*WHAT YOU SHOULD DO*
Copy out all the lines where "JSON" shows up.

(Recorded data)
----------------
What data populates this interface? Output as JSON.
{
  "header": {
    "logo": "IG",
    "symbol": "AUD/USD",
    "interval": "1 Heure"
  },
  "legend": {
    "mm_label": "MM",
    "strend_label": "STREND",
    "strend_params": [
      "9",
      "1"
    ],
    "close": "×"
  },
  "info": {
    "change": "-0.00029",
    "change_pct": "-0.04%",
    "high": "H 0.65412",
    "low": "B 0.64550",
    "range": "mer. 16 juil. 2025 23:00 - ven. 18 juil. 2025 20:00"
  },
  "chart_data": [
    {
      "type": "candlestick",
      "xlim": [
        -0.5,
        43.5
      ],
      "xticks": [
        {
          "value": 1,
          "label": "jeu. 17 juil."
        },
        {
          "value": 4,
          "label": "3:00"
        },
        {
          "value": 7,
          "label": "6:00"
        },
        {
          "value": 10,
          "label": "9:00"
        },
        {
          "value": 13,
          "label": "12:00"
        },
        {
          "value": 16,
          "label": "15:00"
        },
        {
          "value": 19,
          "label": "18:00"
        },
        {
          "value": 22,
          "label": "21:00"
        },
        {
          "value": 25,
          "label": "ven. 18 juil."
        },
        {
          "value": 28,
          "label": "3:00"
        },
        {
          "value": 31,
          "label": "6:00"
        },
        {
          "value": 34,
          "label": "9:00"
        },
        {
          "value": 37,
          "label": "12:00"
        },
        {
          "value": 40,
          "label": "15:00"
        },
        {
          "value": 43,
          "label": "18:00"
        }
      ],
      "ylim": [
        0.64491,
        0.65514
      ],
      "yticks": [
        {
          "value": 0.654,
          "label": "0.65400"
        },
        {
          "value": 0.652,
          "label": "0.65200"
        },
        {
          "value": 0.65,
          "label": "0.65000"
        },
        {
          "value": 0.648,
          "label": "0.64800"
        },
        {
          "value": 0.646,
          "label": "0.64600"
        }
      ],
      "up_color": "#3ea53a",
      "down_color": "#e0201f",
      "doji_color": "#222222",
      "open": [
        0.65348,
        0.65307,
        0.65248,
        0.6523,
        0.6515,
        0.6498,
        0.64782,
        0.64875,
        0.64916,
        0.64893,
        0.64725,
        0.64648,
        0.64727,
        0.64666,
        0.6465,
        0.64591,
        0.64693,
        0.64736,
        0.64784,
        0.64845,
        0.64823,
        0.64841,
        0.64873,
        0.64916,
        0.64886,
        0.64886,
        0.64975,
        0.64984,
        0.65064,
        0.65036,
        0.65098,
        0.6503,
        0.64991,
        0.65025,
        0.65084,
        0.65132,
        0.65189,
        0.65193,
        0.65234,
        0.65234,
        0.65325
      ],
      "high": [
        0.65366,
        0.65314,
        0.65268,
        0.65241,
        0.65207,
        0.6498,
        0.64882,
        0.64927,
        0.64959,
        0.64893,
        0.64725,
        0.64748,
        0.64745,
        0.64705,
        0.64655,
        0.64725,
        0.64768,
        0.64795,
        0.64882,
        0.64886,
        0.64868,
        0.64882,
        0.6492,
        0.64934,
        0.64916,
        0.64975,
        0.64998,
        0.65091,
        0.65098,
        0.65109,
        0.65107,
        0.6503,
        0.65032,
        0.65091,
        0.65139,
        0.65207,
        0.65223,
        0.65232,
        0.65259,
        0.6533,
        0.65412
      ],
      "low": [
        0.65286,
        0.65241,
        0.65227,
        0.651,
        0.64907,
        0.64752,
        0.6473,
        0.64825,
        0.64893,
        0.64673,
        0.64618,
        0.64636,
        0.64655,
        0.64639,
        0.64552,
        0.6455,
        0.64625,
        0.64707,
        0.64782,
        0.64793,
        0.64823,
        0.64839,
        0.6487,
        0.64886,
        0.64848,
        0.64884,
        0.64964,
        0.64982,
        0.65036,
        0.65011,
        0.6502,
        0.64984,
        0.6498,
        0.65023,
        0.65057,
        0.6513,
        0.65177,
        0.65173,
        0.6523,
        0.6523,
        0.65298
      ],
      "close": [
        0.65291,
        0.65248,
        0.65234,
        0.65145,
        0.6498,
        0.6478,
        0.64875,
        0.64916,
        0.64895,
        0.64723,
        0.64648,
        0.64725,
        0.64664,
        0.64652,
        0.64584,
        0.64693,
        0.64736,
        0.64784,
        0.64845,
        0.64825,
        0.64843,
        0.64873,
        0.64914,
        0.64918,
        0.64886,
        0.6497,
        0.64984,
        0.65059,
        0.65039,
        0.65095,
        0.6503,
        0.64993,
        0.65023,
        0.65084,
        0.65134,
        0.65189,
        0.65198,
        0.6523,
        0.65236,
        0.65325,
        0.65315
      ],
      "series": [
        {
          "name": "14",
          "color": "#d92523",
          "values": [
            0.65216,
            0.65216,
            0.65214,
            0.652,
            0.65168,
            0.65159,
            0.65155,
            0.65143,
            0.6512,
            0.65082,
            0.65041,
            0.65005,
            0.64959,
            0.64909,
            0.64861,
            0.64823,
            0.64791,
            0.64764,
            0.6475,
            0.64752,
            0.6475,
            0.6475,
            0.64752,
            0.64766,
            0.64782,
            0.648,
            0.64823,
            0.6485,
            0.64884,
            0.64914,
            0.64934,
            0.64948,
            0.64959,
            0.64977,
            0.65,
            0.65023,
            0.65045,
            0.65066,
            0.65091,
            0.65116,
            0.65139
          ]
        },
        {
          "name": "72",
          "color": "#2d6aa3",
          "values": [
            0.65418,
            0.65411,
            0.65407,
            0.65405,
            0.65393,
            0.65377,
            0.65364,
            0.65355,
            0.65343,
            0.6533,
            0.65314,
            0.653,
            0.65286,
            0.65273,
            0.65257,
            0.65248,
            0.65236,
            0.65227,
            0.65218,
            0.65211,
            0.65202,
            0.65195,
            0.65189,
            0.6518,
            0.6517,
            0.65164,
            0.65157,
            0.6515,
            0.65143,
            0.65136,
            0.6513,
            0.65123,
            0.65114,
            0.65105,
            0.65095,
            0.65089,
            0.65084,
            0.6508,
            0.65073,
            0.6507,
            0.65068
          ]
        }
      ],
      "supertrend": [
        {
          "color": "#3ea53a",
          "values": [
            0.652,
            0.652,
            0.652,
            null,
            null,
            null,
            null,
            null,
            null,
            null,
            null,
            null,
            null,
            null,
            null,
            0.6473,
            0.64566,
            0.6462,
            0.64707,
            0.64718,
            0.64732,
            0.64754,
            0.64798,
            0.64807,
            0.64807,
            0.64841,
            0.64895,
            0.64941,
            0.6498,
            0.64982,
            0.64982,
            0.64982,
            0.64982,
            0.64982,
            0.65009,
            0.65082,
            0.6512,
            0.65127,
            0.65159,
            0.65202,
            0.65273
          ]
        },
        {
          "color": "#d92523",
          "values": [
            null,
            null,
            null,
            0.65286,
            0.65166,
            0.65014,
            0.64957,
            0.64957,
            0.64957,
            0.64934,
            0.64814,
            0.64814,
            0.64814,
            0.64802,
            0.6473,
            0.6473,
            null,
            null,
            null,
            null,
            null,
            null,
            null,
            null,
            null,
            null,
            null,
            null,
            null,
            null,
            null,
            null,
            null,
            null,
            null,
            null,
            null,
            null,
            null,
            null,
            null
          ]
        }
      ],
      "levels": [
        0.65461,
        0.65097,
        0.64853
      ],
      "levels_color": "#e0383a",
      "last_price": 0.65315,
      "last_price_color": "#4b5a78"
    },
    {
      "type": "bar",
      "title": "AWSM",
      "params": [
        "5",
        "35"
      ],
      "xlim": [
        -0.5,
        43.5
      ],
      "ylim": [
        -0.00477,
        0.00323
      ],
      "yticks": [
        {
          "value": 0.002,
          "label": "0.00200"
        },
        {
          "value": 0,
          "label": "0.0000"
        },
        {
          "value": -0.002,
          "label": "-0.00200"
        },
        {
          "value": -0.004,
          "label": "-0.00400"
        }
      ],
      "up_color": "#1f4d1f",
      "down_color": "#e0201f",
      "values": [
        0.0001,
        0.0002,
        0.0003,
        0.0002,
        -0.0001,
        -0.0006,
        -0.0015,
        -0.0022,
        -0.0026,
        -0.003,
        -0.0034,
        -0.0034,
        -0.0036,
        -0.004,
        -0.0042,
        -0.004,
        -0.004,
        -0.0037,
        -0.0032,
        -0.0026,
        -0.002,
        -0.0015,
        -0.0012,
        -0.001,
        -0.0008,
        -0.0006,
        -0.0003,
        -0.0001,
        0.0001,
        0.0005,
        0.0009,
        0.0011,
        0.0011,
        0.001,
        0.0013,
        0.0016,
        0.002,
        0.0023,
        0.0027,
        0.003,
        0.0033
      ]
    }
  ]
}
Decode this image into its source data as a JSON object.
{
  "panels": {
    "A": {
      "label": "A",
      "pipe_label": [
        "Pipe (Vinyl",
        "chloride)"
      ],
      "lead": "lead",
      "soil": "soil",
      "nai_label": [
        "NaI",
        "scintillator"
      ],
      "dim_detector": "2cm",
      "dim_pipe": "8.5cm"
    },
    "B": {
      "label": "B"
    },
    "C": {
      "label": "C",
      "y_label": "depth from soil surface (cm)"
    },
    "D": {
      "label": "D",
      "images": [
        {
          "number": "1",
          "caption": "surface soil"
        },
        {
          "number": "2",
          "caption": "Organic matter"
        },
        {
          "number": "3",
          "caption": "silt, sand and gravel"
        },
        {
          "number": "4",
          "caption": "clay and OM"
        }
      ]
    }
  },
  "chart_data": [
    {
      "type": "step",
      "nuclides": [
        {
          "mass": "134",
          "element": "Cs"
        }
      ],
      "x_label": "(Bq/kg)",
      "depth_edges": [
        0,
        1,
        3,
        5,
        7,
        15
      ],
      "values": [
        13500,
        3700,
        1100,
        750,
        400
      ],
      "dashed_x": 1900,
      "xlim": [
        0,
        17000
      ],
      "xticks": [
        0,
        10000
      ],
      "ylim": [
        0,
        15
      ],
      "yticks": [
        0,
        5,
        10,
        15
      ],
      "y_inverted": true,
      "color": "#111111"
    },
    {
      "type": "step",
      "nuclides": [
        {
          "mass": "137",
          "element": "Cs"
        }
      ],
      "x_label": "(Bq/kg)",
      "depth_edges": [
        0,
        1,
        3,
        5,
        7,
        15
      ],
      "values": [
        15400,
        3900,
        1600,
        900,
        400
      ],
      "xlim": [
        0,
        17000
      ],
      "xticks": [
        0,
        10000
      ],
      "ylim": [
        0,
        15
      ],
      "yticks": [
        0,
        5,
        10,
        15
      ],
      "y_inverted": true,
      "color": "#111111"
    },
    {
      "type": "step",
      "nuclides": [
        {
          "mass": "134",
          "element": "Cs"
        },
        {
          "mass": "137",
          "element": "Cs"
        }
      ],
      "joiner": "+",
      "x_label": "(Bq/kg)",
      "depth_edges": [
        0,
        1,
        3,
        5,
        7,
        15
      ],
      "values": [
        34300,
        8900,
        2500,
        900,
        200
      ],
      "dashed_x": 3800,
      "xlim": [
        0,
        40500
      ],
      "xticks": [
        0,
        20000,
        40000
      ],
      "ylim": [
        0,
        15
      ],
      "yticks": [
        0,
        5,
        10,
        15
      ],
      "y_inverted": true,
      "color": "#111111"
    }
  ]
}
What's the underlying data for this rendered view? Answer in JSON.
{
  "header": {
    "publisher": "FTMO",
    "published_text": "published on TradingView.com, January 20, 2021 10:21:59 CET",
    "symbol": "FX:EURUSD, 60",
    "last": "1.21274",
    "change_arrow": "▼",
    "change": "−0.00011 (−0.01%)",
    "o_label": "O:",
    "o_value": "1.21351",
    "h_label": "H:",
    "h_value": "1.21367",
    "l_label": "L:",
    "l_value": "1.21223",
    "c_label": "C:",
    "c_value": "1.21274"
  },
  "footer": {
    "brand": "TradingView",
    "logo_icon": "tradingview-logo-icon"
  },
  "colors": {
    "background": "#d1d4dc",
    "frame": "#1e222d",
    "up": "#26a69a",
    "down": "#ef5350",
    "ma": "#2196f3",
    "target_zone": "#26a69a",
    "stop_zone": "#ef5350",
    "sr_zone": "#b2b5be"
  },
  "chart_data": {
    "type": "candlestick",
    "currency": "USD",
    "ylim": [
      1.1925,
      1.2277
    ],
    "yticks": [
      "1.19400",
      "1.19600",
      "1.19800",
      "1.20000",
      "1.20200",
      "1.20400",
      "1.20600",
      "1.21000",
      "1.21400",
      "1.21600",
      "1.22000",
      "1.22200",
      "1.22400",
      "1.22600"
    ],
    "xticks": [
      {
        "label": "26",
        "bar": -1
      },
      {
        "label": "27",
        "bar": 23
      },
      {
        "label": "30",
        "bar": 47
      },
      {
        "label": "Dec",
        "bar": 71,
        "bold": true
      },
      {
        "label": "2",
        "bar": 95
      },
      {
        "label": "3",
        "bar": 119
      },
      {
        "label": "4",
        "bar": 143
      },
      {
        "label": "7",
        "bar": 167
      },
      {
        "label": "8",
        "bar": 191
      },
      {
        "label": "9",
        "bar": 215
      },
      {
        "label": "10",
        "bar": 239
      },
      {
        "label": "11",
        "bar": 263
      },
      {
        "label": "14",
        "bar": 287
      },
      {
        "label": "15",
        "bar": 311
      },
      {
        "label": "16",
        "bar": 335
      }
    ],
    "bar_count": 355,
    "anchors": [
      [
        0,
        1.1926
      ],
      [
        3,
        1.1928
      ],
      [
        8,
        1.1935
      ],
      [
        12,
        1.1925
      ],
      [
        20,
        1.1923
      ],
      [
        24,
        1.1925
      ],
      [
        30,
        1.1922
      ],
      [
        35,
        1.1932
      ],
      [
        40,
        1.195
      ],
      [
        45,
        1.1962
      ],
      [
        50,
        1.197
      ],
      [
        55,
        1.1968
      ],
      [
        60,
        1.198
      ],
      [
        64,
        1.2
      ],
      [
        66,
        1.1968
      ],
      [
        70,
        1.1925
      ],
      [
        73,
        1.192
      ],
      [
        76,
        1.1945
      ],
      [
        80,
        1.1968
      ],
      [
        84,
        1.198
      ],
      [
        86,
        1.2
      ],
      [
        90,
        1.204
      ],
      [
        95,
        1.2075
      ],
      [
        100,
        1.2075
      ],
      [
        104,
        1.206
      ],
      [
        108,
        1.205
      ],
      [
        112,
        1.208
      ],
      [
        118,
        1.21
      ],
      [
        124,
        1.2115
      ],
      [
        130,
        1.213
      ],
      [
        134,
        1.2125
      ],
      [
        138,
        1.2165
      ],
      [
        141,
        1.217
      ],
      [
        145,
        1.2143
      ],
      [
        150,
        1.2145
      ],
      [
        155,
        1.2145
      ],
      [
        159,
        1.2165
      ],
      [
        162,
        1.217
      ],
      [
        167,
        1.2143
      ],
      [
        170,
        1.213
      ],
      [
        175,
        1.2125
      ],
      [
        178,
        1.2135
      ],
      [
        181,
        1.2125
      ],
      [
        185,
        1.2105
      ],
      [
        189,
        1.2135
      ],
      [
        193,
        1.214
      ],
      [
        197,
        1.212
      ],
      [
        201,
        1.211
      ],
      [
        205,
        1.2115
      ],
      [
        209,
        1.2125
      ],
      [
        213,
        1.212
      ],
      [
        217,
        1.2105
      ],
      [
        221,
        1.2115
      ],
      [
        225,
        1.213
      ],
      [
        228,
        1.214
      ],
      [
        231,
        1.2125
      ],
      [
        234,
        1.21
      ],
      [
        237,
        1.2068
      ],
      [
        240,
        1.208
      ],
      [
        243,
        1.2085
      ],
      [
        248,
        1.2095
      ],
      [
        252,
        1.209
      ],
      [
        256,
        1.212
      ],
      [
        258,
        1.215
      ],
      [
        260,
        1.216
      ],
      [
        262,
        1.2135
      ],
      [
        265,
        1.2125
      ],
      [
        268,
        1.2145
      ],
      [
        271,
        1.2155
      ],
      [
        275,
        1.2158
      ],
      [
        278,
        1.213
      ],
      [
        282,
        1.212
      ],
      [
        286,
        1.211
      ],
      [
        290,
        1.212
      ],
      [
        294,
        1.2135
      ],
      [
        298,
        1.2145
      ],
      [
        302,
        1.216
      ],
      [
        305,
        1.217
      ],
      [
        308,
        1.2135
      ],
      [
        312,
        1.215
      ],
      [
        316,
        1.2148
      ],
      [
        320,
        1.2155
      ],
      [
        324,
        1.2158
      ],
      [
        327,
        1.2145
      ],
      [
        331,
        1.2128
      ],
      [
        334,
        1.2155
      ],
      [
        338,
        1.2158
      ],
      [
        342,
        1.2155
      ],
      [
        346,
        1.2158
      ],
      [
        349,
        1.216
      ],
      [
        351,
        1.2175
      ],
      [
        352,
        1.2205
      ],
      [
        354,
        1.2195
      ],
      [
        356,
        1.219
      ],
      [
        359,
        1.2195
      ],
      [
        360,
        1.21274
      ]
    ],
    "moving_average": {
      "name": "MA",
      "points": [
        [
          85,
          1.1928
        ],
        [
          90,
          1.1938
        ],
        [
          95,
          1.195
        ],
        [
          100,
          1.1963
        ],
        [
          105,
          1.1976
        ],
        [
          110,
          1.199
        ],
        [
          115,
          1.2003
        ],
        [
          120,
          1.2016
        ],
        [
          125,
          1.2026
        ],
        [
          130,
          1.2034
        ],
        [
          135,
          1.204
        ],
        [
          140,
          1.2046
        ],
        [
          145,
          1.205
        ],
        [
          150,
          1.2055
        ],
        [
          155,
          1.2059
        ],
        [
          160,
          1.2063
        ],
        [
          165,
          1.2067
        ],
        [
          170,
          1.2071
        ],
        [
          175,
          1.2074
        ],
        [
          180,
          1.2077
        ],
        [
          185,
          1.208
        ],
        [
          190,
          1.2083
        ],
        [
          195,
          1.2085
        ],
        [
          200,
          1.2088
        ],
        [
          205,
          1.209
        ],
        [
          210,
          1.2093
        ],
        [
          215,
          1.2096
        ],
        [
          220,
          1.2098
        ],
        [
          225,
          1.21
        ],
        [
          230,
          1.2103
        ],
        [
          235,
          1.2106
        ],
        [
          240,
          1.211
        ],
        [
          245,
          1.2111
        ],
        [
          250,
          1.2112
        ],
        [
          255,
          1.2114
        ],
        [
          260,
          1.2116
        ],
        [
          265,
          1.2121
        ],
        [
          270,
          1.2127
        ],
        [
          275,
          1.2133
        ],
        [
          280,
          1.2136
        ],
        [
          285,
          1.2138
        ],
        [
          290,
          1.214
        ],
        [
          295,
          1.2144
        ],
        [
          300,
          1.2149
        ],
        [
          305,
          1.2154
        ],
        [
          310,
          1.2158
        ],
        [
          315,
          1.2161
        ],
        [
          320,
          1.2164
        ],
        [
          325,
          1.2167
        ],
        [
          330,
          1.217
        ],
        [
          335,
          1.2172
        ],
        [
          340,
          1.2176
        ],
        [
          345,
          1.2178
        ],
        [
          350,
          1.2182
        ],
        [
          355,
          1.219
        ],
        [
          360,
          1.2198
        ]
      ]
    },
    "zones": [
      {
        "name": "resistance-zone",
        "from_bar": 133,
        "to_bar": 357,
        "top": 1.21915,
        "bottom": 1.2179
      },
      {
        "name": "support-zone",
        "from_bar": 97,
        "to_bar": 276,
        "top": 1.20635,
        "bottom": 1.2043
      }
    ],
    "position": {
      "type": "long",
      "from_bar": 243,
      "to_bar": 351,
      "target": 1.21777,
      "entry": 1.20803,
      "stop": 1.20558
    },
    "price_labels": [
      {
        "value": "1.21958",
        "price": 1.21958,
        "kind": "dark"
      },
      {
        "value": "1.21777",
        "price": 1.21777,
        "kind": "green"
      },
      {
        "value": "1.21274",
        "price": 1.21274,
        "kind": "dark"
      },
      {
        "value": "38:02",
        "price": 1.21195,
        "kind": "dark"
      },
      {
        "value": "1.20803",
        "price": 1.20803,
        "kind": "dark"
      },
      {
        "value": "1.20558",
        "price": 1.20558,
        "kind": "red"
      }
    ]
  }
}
----------------
*ANSWER TO THE TASK*
What data populates this interface? Output as JSON.
Decode this image into its source data as a JSON object.
What's the underlying data for this rendered view? Answer in JSON.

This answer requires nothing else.